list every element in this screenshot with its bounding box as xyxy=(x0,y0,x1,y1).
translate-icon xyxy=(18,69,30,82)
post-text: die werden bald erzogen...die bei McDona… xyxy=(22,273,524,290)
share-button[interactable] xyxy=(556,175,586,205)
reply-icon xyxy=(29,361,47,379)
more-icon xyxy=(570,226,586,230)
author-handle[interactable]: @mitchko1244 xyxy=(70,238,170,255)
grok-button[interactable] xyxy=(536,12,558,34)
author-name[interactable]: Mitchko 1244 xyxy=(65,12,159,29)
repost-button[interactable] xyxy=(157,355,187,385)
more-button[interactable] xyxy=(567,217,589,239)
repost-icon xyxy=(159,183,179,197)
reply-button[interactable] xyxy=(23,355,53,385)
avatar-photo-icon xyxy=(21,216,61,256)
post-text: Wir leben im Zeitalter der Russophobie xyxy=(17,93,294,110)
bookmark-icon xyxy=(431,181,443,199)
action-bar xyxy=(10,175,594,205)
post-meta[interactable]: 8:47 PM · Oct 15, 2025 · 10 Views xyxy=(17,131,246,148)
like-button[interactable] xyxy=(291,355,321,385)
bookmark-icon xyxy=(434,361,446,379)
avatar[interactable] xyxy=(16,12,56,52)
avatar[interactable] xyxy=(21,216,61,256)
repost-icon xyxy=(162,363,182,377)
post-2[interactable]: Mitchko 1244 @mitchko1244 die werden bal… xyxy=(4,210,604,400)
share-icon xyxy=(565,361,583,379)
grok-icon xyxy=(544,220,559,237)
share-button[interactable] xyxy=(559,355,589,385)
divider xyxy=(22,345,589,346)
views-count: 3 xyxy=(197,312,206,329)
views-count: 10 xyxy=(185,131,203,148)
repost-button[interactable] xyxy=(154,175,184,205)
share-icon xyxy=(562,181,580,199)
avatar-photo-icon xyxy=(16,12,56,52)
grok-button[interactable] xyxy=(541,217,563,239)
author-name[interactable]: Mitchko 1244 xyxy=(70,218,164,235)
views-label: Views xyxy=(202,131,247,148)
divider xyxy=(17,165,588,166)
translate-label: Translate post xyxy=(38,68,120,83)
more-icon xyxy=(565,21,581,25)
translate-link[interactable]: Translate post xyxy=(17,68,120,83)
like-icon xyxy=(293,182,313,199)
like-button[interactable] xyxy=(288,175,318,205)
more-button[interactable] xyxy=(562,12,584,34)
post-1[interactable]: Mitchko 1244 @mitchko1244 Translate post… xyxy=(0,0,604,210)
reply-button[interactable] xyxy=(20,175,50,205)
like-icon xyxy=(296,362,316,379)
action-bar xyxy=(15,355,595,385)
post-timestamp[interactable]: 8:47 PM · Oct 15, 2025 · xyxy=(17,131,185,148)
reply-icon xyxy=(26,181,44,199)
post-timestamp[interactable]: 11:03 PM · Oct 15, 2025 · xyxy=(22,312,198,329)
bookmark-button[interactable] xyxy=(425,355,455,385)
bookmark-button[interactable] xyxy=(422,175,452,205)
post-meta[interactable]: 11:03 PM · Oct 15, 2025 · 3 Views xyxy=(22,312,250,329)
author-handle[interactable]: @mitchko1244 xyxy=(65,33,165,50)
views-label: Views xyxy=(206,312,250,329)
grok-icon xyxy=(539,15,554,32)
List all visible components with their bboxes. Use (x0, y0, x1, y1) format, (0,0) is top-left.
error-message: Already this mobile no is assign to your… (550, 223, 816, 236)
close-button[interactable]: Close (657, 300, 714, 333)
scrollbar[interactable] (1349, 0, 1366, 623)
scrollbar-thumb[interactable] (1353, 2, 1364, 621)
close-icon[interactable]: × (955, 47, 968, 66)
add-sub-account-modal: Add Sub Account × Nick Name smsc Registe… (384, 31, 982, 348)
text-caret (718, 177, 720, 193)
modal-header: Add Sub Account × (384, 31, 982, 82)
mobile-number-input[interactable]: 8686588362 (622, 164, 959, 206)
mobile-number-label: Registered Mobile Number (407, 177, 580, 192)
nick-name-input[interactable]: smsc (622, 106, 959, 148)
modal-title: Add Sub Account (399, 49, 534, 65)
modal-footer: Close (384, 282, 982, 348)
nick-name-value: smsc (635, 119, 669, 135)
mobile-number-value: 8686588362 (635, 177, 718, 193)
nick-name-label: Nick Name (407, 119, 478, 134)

==

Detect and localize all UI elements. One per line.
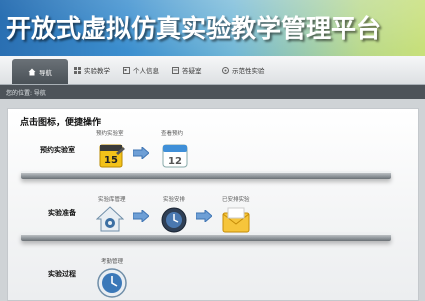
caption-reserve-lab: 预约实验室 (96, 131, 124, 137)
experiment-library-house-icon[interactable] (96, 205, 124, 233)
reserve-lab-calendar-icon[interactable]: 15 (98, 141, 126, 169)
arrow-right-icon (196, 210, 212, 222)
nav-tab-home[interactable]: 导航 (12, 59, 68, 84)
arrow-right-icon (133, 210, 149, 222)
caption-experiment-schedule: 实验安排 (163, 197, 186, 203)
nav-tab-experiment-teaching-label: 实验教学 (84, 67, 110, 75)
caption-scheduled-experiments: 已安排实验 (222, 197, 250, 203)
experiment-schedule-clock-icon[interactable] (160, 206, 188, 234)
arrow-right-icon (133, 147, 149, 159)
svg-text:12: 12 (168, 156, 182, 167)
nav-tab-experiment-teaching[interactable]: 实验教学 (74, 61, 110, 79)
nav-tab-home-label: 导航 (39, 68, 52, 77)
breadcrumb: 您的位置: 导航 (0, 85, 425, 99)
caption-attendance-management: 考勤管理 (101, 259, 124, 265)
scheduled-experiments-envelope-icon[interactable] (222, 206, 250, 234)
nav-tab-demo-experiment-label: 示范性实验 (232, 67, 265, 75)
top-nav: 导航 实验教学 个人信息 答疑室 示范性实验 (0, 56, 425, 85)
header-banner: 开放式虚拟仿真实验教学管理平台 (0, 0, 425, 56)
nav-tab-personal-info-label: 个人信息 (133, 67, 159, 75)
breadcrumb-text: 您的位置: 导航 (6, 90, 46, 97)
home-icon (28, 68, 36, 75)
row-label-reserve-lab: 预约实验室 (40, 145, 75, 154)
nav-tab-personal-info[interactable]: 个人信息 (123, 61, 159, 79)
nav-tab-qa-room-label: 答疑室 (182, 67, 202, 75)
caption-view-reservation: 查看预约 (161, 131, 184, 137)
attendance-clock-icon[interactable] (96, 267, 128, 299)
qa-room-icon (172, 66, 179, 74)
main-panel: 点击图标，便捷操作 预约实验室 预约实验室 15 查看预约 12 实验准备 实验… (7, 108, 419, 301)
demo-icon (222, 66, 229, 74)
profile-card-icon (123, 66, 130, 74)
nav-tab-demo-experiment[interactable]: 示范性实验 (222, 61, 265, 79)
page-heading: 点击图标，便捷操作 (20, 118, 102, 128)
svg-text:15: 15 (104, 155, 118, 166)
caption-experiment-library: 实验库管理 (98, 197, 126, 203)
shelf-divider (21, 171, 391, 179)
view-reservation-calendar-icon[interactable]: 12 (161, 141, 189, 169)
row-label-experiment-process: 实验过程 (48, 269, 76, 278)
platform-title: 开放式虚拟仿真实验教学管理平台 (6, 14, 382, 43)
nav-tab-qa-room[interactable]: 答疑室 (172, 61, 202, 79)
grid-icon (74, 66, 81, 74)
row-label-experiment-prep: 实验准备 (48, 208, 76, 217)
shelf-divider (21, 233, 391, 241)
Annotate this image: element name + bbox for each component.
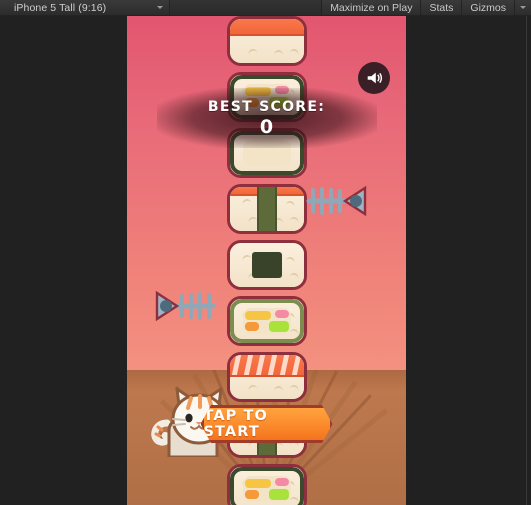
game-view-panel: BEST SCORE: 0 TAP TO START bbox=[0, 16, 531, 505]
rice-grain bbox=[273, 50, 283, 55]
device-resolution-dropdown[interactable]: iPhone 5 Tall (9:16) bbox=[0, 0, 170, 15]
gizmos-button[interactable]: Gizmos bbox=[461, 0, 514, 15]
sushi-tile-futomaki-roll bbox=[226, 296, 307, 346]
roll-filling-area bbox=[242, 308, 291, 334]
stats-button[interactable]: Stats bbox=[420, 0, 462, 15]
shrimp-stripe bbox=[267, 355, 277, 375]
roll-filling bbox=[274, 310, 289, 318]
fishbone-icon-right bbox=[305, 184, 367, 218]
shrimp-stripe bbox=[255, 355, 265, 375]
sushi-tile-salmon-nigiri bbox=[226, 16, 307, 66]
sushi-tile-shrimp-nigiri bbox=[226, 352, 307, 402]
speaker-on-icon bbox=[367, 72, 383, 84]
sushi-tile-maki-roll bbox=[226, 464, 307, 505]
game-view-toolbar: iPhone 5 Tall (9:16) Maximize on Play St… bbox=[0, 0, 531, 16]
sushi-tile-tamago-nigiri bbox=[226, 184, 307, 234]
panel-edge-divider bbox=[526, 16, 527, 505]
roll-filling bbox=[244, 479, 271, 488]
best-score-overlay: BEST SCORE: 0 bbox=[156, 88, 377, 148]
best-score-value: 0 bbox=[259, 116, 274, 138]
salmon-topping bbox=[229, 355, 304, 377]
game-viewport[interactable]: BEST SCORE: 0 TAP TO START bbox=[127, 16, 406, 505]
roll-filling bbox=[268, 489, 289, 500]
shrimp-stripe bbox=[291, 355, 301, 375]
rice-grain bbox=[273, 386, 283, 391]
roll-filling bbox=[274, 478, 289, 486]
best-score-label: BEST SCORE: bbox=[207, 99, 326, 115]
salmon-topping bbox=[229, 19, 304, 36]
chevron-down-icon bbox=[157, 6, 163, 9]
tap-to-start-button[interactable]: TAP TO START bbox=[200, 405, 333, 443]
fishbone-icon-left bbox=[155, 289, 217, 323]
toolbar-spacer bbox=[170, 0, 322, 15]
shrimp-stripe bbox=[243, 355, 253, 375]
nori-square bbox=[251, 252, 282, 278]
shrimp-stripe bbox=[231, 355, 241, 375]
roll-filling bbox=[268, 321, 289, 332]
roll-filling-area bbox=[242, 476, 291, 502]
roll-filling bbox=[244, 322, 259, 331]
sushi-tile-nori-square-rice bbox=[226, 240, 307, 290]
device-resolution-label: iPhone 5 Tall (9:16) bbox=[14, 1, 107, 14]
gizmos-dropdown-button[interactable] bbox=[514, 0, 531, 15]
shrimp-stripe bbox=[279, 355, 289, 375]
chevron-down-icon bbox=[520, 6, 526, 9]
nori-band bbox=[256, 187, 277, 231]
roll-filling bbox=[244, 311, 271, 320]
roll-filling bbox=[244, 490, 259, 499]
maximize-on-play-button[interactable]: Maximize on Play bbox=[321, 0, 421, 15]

* * *

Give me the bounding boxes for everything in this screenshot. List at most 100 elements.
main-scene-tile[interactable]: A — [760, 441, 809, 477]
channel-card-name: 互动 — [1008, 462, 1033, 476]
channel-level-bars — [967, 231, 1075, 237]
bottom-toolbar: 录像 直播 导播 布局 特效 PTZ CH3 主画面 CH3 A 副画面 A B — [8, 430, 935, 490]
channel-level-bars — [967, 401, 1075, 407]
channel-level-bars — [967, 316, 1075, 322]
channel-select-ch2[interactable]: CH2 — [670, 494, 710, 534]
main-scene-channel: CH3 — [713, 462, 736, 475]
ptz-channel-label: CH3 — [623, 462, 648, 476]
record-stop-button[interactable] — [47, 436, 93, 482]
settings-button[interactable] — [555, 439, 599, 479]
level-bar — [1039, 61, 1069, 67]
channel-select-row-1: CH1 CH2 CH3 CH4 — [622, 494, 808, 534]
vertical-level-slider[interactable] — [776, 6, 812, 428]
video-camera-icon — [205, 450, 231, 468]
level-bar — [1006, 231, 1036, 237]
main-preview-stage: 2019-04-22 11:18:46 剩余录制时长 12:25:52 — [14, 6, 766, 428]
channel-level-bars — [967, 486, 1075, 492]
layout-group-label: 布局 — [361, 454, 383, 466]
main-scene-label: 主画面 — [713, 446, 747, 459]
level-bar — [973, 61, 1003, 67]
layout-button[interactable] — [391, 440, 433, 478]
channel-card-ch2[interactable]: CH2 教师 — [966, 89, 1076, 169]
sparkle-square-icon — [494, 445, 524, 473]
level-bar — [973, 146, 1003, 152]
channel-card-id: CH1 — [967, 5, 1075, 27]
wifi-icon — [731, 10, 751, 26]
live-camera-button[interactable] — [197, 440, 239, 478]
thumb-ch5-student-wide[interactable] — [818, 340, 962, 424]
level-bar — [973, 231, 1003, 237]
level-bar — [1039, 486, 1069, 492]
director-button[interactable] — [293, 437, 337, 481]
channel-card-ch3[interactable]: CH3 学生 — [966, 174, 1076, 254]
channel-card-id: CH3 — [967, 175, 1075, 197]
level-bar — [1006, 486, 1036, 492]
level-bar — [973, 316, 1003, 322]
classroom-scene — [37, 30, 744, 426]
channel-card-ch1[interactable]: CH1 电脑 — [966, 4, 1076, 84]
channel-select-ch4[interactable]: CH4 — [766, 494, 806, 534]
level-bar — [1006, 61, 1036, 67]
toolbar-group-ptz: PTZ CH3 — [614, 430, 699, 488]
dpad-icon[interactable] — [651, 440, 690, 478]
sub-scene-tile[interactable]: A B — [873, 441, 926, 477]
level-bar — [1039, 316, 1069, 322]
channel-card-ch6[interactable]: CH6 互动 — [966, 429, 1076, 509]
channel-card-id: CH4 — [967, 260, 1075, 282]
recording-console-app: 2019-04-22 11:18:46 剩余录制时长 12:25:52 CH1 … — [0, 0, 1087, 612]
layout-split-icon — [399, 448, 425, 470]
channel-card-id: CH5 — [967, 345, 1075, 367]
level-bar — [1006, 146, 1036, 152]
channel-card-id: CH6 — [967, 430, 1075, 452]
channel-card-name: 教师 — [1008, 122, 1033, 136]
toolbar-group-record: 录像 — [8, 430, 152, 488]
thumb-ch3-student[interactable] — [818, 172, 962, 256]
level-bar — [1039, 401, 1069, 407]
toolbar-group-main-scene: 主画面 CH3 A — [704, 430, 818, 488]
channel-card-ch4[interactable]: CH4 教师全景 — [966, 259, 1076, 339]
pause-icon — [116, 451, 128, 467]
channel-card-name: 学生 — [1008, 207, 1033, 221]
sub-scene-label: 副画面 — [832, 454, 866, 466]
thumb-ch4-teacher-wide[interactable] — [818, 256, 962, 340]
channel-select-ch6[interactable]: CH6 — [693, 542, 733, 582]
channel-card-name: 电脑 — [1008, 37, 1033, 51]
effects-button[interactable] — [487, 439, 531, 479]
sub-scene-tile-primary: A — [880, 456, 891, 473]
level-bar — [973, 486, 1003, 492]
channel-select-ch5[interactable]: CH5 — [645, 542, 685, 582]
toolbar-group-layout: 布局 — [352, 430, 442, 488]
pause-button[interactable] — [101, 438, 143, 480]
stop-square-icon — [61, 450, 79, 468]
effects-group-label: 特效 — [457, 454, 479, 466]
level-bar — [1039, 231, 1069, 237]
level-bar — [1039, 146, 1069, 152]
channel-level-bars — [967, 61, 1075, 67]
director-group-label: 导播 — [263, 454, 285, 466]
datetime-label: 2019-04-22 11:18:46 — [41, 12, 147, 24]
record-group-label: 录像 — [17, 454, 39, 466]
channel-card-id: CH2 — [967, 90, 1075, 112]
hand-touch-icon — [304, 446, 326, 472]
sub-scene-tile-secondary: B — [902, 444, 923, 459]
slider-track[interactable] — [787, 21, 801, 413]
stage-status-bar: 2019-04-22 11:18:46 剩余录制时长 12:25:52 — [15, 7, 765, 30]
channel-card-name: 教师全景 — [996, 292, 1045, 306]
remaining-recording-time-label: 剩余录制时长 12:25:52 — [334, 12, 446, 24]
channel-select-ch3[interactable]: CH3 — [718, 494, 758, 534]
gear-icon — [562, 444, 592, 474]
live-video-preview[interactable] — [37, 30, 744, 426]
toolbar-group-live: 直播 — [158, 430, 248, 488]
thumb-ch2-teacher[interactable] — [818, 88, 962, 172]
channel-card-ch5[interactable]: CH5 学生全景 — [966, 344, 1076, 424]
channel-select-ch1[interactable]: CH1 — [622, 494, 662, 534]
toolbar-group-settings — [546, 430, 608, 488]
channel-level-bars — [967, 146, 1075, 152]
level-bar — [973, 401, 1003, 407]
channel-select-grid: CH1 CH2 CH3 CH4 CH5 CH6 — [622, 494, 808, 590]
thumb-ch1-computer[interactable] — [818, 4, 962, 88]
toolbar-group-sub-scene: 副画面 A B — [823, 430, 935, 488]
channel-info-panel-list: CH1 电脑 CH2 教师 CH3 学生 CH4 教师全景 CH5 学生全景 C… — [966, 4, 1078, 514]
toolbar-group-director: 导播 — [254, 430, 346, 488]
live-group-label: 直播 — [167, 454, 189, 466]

_PROMPT_
Repeat the lines above, starting at the one containing "caption-reserve-lab: 预约实验室 (96, 131, 124, 137)" and ending at the one containing "caption-attendance-management: 考勤管理 (101, 259, 124, 265)", both ends included.

_TASK ANSWER_
caption-reserve-lab: 预约实验室 (96, 131, 124, 137)
experiment-library-house-icon[interactable] (96, 205, 124, 233)
reserve-lab-calendar-icon[interactable]: 15 (98, 141, 126, 169)
arrow-right-icon (196, 210, 212, 222)
nav-tab-home[interactable]: 导航 (12, 59, 68, 84)
arrow-right-icon (133, 210, 149, 222)
caption-experiment-schedule: 实验安排 (163, 197, 186, 203)
nav-tab-experiment-teaching-label: 实验教学 (84, 67, 110, 75)
caption-scheduled-experiments: 已安排实验 (222, 197, 250, 203)
experiment-schedule-clock-icon[interactable] (160, 206, 188, 234)
arrow-right-icon (133, 147, 149, 159)
svg-text:12: 12 (168, 156, 182, 167)
nav-tab-experiment-teaching[interactable]: 实验教学 (74, 61, 110, 79)
nav-tab-home-label: 导航 (39, 68, 52, 77)
breadcrumb: 您的位置: 导航 (0, 85, 425, 99)
caption-attendance-management: 考勤管理 (101, 259, 124, 265)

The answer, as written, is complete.